>> Start

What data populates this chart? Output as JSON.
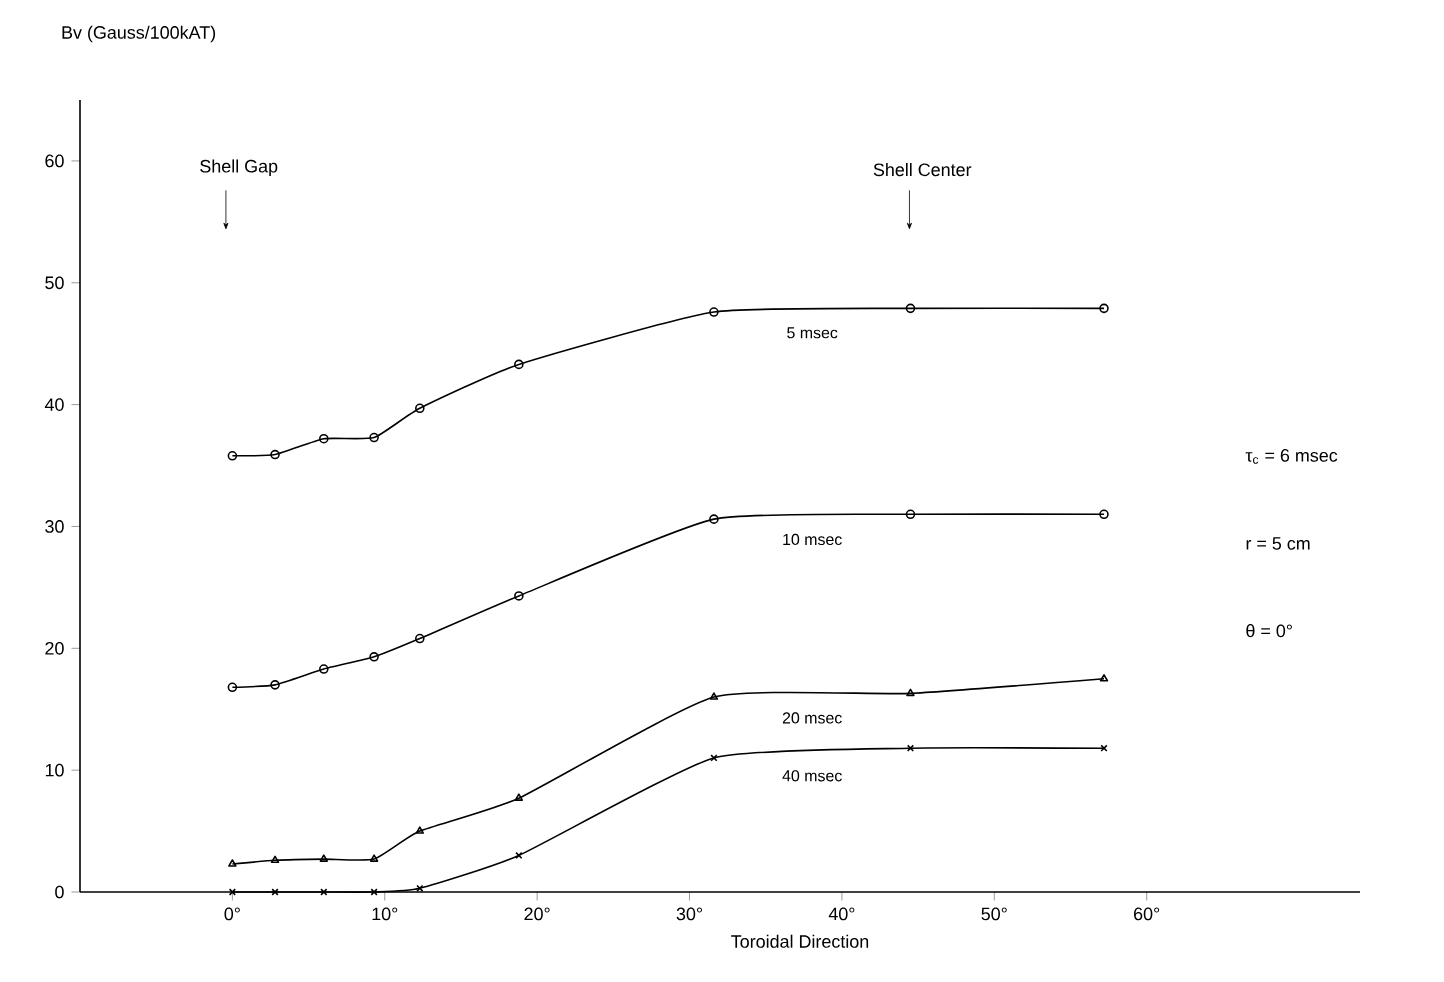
{
  "chart_data": {
    "type": "line",
    "xlabel": "Toroidal Direction",
    "ylabel": "Bv (Gauss/100kAT)",
    "xlim": [
      -10,
      74
    ],
    "ylim": [
      0,
      65
    ],
    "xticks": [
      {
        "value": 0,
        "label": "0°"
      },
      {
        "value": 10,
        "label": "10°"
      },
      {
        "value": 20,
        "label": "20°"
      },
      {
        "value": 30,
        "label": "30°"
      },
      {
        "value": 40,
        "label": "40°"
      },
      {
        "value": 50,
        "label": "50°"
      },
      {
        "value": 60,
        "label": "60°"
      }
    ],
    "yticks": [
      0,
      10,
      20,
      30,
      40,
      50,
      60
    ],
    "grid": false,
    "legend": false,
    "line_style": "solid",
    "x": [
      0,
      2.8,
      6,
      9.3,
      12.3,
      18.8,
      31.6,
      44.5,
      57.2
    ],
    "series": [
      {
        "name": "5 msec",
        "color": "#000000",
        "marker": "circle",
        "values": [
          35.8,
          35.9,
          37.2,
          37.3,
          39.7,
          43.3,
          47.6,
          47.9,
          47.9
        ]
      },
      {
        "name": "10 msec",
        "color": "#000000",
        "marker": "circle",
        "values": [
          16.8,
          17.0,
          18.3,
          19.3,
          20.8,
          24.3,
          30.6,
          31.0,
          31.0
        ]
      },
      {
        "name": "20 msec",
        "color": "#000000",
        "marker": "triangle",
        "values": [
          2.3,
          2.6,
          2.7,
          2.7,
          5.0,
          7.7,
          16.0,
          16.3,
          17.5
        ]
      },
      {
        "name": "40 msec",
        "color": "#000000",
        "marker": "cross",
        "values": [
          0,
          0,
          0,
          0,
          0.3,
          3.0,
          11.0,
          11.8,
          11.8
        ]
      }
    ],
    "annotations": [
      "Shell Gap",
      "Shell Center",
      "τ$_{c}$ = 6 msec",
      "r = 5 cm",
      "θ = 0°"
    ]
  }
}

>> End

**JOB**
Copy all lines from the entries that contain the word "msec".

**WRITTEN RESPONSE**
        "name": "5 msec",
        "name": "10 msec",
        "name": "20 msec",
        "name": "40 msec",
      "τ$_{c}$ = 6 msec",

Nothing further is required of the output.